### Short task
The listing must be reproduced in full, exactly as it stands.

(Stored data)
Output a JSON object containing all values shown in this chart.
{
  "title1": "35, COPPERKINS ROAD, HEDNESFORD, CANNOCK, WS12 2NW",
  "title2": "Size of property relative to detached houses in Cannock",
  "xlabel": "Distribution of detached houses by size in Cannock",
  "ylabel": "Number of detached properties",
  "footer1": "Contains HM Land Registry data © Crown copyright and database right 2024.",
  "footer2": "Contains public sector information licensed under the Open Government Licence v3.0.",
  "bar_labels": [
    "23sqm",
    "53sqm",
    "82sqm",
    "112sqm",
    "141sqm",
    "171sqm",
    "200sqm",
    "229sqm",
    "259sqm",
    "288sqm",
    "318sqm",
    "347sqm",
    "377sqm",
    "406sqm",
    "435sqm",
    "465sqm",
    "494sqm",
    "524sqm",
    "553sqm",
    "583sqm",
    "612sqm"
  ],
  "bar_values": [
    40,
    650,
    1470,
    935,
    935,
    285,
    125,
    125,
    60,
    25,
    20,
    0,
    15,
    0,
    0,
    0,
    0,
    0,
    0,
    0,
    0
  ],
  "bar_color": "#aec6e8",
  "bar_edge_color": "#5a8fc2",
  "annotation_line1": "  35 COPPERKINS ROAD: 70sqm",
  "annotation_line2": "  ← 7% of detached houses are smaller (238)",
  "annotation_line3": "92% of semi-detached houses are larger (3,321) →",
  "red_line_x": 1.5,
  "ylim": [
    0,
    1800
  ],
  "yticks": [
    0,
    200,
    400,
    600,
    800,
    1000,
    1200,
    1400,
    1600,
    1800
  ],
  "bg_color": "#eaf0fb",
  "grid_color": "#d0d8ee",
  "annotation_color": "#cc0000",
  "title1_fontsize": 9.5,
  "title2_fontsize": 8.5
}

### Task solution
Output a JSON object containing all values shown in this chart.
{
  "title1": "35, COPPERKINS ROAD, HEDNESFORD, CANNOCK, WS12 2NW",
  "title2": "Size of property relative to detached houses in Cannock",
  "xlabel": "Distribution of detached houses by size in Cannock",
  "ylabel": "Number of detached properties",
  "footer1": "Contains HM Land Registry data © Crown copyright and database right 2024.",
  "footer2": "Contains public sector information licensed under the Open Government Licence v3.0.",
  "bar_labels": [
    "23sqm",
    "53sqm",
    "82sqm",
    "112sqm",
    "141sqm",
    "171sqm",
    "200sqm",
    "229sqm",
    "259sqm",
    "288sqm",
    "318sqm",
    "347sqm",
    "377sqm",
    "406sqm",
    "435sqm",
    "465sqm",
    "494sqm",
    "524sqm",
    "553sqm",
    "583sqm",
    "612sqm"
  ],
  "bar_values": [
    40,
    650,
    1470,
    935,
    935,
    285,
    125,
    125,
    60,
    25,
    20,
    0,
    15,
    0,
    0,
    0,
    0,
    0,
    0,
    0,
    0
  ],
  "bar_color": "#aec6e8",
  "bar_edge_color": "#5a8fc2",
  "annotation_line1": "  35 COPPERKINS ROAD: 70sqm",
  "annotation_line2": "  ← 7% of detached houses are smaller (238)",
  "annotation_line3": "92% of semi-detached houses are larger (3,321) →",
  "red_line_x": 1.5,
  "ylim": [
    0,
    1800
  ],
  "yticks": [
    0,
    200,
    400,
    600,
    800,
    1000,
    1200,
    1400,
    1600,
    1800
  ],
  "bg_color": "#eaf0fb",
  "grid_color": "#d0d8ee",
  "annotation_color": "#cc0000",
  "title1_fontsize": 9.5,
  "title2_fontsize": 8.5
}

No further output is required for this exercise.